* _SET TASK_: What lines of the data include the string "Press"? Copy them all.

* _THE DATA_:
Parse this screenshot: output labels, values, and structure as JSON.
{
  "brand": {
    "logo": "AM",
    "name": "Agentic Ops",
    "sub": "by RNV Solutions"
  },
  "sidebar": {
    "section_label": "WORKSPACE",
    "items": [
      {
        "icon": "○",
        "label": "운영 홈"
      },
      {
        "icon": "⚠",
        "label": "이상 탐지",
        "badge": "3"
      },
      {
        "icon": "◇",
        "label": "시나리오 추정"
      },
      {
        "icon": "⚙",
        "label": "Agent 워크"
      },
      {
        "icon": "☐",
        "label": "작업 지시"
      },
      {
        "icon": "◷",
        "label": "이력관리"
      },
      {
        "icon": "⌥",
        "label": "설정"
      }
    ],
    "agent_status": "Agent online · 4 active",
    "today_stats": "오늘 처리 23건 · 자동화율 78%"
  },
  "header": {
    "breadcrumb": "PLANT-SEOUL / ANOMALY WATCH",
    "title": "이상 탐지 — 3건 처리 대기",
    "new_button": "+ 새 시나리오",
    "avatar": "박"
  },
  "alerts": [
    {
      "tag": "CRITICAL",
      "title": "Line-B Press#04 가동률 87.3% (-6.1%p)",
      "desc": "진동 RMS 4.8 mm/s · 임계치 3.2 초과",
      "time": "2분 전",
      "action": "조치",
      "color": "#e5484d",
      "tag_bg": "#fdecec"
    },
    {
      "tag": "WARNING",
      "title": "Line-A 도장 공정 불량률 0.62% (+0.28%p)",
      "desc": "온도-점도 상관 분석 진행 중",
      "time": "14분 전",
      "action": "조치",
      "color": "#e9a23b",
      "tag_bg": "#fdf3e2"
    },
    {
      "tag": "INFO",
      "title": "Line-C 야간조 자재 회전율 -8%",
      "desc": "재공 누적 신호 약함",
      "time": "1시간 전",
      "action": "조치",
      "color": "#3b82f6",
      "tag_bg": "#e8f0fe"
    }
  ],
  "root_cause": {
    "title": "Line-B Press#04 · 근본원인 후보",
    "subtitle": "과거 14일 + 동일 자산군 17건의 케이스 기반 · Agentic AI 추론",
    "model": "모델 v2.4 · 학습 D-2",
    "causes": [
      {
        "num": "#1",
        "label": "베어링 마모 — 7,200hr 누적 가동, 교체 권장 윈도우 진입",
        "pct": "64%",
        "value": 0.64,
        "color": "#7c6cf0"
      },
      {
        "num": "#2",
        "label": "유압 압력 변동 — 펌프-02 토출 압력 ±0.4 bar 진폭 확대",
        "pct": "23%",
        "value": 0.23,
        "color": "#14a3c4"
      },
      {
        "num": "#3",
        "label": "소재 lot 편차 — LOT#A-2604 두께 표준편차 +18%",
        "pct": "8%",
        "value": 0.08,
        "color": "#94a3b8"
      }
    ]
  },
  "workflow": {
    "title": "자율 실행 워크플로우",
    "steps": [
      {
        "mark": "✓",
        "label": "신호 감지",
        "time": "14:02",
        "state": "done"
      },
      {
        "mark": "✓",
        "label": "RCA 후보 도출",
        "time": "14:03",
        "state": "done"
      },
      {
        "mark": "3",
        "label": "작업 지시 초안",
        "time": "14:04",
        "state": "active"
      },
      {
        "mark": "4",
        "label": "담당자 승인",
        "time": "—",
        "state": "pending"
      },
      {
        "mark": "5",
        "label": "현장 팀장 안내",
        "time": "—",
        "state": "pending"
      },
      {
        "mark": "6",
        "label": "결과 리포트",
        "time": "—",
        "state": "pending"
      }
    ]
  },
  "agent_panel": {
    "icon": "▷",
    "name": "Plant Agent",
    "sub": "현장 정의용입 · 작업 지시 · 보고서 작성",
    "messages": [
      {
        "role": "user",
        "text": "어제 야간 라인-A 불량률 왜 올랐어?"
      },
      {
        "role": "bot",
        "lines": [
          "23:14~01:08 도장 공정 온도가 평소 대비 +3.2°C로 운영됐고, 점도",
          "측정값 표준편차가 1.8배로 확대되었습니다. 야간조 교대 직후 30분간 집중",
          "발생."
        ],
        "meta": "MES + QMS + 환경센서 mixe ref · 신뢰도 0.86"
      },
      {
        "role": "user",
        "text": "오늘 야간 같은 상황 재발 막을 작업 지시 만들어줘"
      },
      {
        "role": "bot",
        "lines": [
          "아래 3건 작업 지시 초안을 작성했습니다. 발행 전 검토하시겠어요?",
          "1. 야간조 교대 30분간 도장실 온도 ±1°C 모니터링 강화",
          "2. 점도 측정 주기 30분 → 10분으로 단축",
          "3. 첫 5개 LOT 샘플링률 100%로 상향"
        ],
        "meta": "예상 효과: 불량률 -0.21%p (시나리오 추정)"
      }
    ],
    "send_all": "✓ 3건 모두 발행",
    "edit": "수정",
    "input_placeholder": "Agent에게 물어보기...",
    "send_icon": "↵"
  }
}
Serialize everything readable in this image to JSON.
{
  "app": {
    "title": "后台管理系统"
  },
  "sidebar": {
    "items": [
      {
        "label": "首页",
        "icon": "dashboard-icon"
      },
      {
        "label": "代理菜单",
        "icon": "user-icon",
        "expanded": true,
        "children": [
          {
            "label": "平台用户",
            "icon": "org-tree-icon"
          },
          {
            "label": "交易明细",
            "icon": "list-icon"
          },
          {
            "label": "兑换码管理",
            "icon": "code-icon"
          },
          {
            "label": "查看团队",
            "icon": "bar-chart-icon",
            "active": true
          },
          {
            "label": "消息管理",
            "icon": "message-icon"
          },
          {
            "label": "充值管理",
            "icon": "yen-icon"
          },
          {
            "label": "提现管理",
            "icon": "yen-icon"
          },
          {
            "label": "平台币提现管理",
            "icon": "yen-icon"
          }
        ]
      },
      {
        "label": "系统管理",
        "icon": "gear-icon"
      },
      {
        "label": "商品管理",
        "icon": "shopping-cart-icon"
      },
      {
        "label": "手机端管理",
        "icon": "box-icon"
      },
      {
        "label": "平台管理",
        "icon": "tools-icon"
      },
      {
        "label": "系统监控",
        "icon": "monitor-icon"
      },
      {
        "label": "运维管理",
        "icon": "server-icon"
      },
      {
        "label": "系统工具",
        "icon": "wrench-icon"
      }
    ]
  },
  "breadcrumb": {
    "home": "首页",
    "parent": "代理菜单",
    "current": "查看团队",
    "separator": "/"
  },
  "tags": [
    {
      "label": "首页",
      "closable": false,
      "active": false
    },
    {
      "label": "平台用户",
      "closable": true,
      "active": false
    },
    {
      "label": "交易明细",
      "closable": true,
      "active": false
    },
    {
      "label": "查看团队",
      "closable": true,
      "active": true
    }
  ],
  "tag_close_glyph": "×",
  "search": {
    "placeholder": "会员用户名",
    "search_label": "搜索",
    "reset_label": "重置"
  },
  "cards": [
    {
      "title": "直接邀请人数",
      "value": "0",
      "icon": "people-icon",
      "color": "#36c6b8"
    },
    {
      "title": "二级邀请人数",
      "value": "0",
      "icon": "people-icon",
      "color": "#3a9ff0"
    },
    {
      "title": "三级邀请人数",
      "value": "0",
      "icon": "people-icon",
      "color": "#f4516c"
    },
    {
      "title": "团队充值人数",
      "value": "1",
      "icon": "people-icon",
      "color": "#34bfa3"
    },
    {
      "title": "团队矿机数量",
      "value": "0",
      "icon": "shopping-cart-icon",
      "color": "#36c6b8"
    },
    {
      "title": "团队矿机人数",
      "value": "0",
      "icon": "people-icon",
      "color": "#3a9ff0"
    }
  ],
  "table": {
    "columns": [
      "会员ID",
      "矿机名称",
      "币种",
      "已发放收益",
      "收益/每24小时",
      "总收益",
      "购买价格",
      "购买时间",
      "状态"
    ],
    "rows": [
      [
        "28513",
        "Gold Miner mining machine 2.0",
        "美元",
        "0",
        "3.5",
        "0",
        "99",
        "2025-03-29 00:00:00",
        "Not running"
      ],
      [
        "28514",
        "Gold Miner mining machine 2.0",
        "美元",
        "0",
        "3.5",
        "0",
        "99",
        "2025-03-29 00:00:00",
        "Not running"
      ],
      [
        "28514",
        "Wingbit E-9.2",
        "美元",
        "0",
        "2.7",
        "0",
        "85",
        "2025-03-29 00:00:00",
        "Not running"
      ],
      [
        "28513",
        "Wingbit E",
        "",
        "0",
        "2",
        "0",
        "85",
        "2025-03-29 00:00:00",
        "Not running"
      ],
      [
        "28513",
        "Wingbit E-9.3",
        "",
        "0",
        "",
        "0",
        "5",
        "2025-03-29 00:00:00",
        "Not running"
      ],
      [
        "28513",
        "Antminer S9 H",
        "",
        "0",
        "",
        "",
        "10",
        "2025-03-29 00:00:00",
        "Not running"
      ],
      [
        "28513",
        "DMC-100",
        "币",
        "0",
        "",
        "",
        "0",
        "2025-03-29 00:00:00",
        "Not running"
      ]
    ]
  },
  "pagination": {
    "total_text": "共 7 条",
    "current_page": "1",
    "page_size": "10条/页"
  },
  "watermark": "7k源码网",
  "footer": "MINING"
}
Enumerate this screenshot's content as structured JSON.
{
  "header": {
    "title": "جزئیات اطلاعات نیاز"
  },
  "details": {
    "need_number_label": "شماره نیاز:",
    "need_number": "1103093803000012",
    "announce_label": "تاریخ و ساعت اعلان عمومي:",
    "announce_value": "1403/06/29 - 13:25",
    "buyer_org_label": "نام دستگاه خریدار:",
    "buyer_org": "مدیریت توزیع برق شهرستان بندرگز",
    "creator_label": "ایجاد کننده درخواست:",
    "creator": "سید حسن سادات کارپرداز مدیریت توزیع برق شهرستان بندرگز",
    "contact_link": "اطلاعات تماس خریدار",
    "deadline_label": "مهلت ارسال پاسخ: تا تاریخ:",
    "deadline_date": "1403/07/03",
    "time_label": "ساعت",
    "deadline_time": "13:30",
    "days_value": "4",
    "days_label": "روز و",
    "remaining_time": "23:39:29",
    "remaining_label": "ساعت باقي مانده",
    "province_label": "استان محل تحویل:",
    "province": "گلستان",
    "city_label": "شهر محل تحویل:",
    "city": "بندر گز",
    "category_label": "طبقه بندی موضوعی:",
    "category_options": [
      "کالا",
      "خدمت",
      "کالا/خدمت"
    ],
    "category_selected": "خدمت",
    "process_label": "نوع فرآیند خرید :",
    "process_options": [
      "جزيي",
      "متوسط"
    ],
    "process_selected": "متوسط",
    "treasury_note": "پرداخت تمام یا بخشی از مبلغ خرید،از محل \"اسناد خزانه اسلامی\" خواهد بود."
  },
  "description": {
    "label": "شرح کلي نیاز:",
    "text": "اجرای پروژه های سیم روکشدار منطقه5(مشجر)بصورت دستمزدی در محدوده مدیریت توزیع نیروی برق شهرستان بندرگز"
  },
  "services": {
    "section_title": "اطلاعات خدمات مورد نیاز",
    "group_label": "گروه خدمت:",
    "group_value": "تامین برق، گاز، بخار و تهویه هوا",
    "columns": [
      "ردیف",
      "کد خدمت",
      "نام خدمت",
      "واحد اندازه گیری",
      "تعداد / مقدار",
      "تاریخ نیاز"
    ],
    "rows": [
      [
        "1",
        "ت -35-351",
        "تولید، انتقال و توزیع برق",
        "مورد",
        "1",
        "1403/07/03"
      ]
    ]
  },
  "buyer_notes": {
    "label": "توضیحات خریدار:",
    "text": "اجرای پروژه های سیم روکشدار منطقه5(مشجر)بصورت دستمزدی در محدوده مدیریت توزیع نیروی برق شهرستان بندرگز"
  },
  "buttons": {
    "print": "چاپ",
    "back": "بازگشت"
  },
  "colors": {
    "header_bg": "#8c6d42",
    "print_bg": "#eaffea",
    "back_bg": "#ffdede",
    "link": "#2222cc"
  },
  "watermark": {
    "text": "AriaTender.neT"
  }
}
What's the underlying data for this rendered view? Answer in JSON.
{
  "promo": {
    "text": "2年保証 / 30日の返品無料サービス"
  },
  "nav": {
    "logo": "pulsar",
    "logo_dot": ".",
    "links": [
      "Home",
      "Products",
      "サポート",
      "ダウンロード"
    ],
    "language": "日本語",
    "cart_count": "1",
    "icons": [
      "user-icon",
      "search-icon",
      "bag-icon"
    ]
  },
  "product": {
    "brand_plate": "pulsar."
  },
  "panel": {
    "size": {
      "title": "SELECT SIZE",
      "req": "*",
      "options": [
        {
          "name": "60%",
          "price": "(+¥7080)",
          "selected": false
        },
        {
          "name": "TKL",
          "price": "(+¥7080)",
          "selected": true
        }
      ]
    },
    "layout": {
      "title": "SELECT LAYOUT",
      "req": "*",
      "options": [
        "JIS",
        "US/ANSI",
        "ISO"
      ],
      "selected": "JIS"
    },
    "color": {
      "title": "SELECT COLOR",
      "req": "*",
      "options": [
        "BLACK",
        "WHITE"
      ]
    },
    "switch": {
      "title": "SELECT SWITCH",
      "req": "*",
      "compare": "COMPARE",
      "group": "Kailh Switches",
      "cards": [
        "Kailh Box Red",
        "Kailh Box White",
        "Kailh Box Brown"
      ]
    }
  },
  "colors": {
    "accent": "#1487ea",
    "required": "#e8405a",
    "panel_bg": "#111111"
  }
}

* _TASK RESPONSE_:
      "title": "Line-B Press#04 가동률 87.3% (-6.1%p)",
    "title": "Line-B Press#04 · 근본원인 후보",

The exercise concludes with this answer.